(Do this): Return the lines below that carry the word "错误的是".

[Saved entries]
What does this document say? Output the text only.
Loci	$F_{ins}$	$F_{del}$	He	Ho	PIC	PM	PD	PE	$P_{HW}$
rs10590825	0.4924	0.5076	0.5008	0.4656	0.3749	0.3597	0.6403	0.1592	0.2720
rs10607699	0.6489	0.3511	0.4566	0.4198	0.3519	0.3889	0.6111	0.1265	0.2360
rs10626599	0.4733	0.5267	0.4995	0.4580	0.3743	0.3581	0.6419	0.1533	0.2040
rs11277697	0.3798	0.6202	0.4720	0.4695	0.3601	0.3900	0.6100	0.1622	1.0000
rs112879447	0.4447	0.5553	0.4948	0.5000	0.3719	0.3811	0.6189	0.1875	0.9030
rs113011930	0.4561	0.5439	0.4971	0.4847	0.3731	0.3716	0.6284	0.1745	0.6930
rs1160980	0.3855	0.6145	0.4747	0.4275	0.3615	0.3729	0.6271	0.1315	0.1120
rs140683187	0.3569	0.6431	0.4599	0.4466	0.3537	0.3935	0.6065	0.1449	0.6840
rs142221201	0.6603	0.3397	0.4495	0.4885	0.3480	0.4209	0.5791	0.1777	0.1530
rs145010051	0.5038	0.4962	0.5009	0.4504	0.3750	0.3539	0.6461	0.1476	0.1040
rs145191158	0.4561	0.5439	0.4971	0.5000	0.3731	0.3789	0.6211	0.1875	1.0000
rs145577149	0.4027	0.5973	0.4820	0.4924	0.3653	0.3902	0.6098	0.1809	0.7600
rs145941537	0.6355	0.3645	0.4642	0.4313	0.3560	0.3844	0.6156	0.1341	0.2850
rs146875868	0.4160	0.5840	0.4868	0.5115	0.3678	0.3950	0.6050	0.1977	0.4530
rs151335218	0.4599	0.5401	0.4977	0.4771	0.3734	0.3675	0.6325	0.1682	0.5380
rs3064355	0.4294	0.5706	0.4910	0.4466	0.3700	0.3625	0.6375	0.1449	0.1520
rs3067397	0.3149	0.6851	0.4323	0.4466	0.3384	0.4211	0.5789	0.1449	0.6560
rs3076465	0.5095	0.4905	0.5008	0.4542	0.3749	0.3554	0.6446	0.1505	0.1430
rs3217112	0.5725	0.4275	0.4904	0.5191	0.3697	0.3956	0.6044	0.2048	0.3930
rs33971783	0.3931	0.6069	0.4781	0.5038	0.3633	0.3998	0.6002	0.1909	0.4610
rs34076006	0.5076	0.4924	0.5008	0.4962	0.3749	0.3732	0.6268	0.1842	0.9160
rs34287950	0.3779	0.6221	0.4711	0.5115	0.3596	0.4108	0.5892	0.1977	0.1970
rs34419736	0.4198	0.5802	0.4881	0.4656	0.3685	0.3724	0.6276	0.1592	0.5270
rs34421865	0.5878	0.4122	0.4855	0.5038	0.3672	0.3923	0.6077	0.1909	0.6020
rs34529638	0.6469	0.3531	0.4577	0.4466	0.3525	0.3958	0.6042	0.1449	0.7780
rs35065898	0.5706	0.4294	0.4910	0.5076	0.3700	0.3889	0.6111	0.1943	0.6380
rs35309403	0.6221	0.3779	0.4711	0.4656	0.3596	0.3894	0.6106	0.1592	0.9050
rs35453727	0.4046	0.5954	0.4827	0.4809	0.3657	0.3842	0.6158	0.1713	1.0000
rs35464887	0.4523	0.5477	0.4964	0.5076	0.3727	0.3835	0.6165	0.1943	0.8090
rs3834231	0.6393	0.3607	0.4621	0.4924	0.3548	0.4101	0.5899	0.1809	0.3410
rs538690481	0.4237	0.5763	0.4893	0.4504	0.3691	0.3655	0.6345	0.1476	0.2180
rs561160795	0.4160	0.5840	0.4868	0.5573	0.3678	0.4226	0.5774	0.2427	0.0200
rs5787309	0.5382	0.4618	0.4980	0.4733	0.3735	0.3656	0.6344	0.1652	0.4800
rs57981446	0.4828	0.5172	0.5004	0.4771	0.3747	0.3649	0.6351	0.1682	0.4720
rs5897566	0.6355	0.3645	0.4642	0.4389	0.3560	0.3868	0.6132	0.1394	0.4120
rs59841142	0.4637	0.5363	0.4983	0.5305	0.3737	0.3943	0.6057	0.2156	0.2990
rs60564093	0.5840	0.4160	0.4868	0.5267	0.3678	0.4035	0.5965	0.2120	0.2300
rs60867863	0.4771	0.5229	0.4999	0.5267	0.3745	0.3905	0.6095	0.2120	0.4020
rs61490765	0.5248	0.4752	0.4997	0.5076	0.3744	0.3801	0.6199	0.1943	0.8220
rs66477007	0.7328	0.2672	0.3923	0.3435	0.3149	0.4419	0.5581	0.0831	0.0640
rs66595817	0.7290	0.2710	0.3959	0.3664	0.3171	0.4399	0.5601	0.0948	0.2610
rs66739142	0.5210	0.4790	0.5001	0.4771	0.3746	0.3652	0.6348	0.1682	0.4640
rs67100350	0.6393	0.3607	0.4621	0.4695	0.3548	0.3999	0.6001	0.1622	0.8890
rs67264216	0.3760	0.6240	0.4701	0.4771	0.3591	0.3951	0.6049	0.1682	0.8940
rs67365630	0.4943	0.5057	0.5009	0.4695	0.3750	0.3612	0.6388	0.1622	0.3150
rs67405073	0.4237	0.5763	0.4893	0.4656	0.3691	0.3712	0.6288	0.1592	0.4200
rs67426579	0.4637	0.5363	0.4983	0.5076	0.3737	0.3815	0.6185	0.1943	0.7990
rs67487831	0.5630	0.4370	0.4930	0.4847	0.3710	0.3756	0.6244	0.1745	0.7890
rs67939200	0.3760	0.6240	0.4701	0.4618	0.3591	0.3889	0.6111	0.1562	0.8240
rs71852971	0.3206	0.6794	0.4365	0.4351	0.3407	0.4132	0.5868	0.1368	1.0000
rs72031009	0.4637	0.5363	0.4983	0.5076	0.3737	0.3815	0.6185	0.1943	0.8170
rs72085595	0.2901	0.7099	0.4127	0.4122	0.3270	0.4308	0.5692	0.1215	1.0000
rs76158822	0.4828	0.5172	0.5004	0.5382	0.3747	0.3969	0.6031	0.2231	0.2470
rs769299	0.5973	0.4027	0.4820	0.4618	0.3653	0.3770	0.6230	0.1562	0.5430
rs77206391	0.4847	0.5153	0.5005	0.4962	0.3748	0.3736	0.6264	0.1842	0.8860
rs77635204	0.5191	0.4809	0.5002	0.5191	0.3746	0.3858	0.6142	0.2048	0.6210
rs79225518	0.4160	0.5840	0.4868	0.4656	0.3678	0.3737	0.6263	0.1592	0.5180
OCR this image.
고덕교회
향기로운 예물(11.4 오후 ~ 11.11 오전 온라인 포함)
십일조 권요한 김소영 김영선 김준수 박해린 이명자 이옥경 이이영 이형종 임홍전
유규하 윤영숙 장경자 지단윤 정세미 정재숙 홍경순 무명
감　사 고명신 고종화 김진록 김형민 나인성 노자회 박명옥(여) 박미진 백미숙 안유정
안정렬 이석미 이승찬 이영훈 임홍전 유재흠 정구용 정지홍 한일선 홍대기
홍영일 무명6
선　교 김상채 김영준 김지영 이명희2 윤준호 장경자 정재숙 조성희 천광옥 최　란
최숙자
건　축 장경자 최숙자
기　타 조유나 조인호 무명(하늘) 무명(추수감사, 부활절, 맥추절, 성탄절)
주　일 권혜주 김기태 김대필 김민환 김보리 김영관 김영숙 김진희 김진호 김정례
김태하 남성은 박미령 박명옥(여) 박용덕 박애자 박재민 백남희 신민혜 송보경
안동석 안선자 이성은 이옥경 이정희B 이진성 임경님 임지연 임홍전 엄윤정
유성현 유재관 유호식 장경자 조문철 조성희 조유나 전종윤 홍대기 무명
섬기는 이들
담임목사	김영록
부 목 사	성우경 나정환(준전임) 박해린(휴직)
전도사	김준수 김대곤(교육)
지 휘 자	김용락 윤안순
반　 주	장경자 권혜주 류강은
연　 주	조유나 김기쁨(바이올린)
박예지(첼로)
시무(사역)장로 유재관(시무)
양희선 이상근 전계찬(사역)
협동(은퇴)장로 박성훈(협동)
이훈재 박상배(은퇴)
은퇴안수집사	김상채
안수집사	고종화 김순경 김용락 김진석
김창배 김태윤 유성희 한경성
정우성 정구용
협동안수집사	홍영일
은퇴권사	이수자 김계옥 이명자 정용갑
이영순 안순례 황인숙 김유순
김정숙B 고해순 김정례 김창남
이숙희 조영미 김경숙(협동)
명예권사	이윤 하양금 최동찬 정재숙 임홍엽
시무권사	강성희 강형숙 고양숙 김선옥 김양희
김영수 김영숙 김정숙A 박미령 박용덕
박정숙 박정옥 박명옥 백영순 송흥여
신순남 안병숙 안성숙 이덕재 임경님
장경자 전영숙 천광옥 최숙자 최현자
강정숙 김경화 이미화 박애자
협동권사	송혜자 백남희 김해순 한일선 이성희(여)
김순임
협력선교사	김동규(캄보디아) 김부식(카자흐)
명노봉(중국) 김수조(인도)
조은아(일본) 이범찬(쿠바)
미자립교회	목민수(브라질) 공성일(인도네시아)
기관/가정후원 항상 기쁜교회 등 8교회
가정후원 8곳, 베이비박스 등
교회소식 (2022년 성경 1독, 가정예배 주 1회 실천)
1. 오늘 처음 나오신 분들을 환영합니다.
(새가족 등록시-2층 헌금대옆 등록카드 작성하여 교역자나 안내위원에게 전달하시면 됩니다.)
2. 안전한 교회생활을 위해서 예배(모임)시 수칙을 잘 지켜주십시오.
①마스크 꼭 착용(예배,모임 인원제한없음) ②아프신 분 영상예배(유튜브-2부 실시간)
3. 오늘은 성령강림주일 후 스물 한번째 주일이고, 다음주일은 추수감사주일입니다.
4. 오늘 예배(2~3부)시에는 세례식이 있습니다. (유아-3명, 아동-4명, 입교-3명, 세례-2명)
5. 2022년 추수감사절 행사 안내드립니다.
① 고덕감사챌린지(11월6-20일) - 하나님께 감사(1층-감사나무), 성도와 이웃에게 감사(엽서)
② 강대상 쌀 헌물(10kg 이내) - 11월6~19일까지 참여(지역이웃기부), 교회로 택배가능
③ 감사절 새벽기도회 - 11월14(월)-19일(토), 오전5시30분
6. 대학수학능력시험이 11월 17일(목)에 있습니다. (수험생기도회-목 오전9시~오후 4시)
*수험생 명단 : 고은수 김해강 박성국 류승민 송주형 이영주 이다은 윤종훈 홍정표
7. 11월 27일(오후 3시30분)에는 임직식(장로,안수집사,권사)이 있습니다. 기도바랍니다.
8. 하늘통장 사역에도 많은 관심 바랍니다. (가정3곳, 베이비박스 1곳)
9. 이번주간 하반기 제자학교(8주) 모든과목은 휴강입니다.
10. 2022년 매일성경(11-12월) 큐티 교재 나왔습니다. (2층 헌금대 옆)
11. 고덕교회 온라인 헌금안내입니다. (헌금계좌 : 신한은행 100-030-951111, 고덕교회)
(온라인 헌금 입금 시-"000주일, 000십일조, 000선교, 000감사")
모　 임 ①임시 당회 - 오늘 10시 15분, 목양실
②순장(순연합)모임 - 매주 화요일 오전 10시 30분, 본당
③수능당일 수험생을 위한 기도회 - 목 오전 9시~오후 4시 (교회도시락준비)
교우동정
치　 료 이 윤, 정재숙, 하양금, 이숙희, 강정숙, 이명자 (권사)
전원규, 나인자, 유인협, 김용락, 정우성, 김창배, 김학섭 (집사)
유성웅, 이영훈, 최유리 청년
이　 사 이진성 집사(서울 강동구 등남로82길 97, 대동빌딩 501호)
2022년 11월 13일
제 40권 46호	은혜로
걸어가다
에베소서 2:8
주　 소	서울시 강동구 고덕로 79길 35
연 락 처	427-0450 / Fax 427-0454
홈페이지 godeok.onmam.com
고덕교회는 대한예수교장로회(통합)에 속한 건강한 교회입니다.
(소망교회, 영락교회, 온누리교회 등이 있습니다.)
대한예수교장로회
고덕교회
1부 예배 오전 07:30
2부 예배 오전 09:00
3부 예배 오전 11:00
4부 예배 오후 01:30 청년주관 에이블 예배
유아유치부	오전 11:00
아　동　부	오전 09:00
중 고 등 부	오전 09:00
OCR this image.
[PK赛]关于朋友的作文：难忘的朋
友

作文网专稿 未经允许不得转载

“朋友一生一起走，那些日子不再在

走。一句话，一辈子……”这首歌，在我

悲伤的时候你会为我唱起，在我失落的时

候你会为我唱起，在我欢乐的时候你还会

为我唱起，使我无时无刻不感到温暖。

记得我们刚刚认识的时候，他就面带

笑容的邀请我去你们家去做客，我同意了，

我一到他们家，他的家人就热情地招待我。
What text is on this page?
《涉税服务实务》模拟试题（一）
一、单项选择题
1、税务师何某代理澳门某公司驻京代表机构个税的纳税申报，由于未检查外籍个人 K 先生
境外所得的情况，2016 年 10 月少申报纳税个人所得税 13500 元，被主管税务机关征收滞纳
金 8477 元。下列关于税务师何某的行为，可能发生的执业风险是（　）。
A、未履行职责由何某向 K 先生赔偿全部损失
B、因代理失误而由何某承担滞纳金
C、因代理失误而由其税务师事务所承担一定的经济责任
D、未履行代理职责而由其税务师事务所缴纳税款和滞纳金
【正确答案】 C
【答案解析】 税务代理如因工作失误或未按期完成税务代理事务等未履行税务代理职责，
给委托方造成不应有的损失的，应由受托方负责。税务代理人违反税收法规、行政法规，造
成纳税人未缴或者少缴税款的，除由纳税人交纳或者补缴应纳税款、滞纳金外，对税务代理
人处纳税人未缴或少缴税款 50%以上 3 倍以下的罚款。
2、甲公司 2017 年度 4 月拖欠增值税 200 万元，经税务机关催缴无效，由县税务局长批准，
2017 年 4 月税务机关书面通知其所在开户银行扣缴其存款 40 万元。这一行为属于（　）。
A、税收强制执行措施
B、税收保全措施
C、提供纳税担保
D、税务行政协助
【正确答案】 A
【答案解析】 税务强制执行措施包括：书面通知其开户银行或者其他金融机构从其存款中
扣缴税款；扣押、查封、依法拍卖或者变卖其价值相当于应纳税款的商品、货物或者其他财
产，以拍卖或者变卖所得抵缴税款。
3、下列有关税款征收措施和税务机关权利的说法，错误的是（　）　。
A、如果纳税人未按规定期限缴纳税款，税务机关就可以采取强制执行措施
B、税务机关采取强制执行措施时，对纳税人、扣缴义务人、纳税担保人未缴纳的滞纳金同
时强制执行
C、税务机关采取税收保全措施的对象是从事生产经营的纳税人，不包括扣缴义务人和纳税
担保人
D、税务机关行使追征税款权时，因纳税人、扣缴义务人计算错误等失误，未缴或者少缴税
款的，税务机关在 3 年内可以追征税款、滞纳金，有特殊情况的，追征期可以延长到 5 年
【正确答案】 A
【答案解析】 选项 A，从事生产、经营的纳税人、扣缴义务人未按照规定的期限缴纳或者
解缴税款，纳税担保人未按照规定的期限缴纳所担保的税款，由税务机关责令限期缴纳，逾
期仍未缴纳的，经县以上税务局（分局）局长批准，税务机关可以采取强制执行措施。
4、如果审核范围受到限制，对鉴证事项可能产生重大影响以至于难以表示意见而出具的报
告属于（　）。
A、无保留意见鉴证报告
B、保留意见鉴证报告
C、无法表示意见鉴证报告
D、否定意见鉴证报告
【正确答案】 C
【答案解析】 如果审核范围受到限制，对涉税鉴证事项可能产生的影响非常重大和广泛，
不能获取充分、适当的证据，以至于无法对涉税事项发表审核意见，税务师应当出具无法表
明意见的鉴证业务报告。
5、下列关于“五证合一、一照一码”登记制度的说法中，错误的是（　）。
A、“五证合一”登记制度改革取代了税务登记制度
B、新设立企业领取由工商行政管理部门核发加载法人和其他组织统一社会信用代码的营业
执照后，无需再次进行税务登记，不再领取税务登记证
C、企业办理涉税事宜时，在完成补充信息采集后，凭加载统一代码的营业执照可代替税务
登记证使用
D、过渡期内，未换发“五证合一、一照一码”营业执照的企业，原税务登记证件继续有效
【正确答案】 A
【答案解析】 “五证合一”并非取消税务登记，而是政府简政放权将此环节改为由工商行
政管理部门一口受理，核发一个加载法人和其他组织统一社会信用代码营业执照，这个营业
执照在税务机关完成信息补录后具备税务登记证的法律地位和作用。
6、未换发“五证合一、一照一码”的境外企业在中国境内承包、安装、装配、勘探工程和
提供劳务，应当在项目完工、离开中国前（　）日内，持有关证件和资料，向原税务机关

(Reply to the task):
3、下列有关税款征收措施和税务机关权利的说法，错误的是（　）　。
5、下列关于“五证合一、一照一码”登记制度的说法中，错误的是（　）。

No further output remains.